Leave out the pictures and repeat exactly the lines from the one containing "Transcribe this image's" through the final line of the listing below.
— begin Provided entries —
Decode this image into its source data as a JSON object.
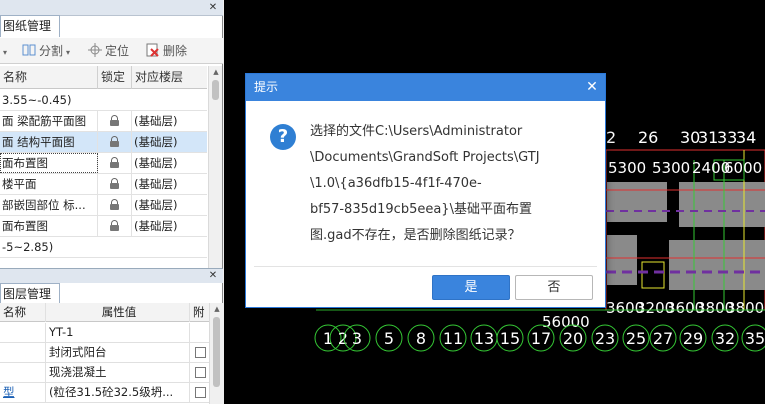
{
  "drawing_panel": {
    "tab": "图纸管理",
    "toolbar": {
      "split": "分割",
      "locate": "定位",
      "delete": "删除"
    },
    "columns": {
      "name": "名称",
      "lock": "锁定",
      "floor": "对应楼层"
    },
    "groups": [
      "3.55~-0.45)",
      "-5~2.85)"
    ],
    "rows": [
      {
        "name": "梁配筋平面图",
        "prefix": "面",
        "floor": "(基础层)"
      },
      {
        "name": "结构平面图",
        "prefix": "面",
        "floor": "(基础层)"
      },
      {
        "name": "面布置图",
        "prefix": "",
        "floor": "(基础层)"
      },
      {
        "name": "楼平面",
        "prefix": "",
        "floor": "(基础层)"
      },
      {
        "name": "部嵌固部位   标...",
        "prefix": "",
        "floor": "(基础层)"
      },
      {
        "name": "面布置图",
        "prefix": "",
        "floor": "(基础层)"
      }
    ]
  },
  "layer_panel": {
    "tab": "图层管理",
    "columns": {
      "name": "名称",
      "value": "属性值",
      "extra": "附"
    },
    "rows": [
      {
        "name": "",
        "value": "YT-1",
        "check": false
      },
      {
        "name": "",
        "value": "封闭式阳台",
        "check": true
      },
      {
        "name": "",
        "value": "现浇混凝土",
        "check": true
      },
      {
        "name": "型",
        "value": "(粒径31.5砼32.5级坍...",
        "check": true
      }
    ]
  },
  "canvas": {
    "top_labels": [
      "2",
      "26",
      "30",
      "31",
      "33",
      "34"
    ],
    "dim_labels": [
      "5300",
      "5300",
      "2400",
      "6000"
    ],
    "mid_dims": [
      "3600",
      "3200",
      "3600",
      "3800",
      "3800"
    ],
    "total_dim": "56000",
    "axis_labels": [
      "1",
      "2",
      "3",
      "5",
      "8",
      "11",
      "13",
      "15",
      "17",
      "20",
      "23",
      "25",
      "27",
      "29",
      "32",
      "35"
    ],
    "colors": {
      "background": "#000000",
      "grid_green": "#35c935",
      "wall_red": "#e03030",
      "fill_gray": "#8a8a8a"
    }
  },
  "dialog": {
    "title": "提示",
    "message_lines": [
      "选择的文件C:\\Users\\Administrator",
      "\\Documents\\GrandSoft Projects\\GTJ",
      "\\1.0\\{a36dfb15-4f1f-470e-",
      "bf57-835d19cb5eea}\\基础平面布置",
      "图.gad不存在，是否删除图纸记录？"
    ],
    "yes": "是",
    "no": "否",
    "accent": "#3a84dd"
  }
}
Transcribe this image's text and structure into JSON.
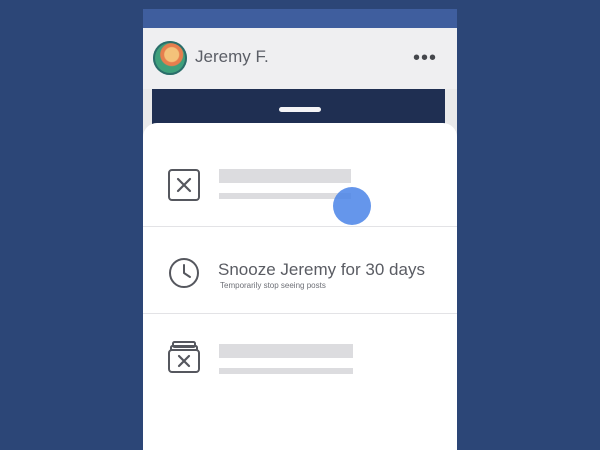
{
  "post": {
    "author": "Jeremy F."
  },
  "menu": {
    "snooze_title": "Snooze Jeremy for 30 days",
    "snooze_subtitle": "Temporarily stop seeing posts"
  },
  "icons": {
    "hide": "close-box-icon",
    "snooze": "clock-icon",
    "unfollow": "unfollow-icon"
  },
  "colors": {
    "background": "#2c4677",
    "brand_bar": "#3f5e9e",
    "touch_indicator": "#4a84e8"
  }
}
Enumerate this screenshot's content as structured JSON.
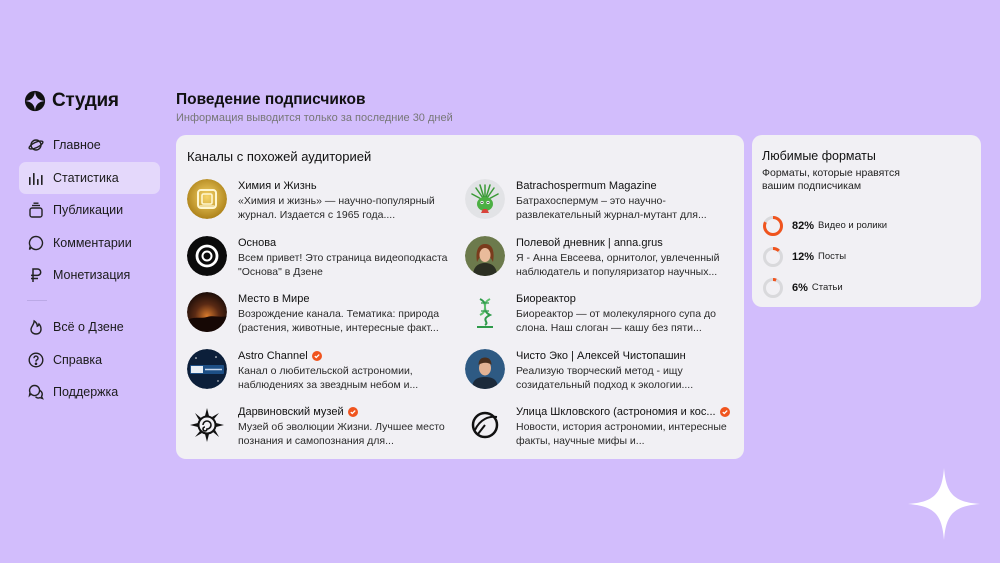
— end Provided entries —
Full response -
Transcribe this image's text and structure into JSON.
{
  "post": {
    "author": "Jeremy F."
  },
  "menu": {
    "snooze_title": "Snooze Jeremy for 30 days",
    "snooze_subtitle": "Temporarily stop seeing posts"
  },
  "icons": {
    "hide": "close-box-icon",
    "snooze": "clock-icon",
    "unfollow": "unfollow-icon"
  },
  "colors": {
    "background": "#2c4677",
    "brand_bar": "#3f5e9e",
    "touch_indicator": "#4a84e8"
  }
}
Enumerate this screenshot's content as structured JSON.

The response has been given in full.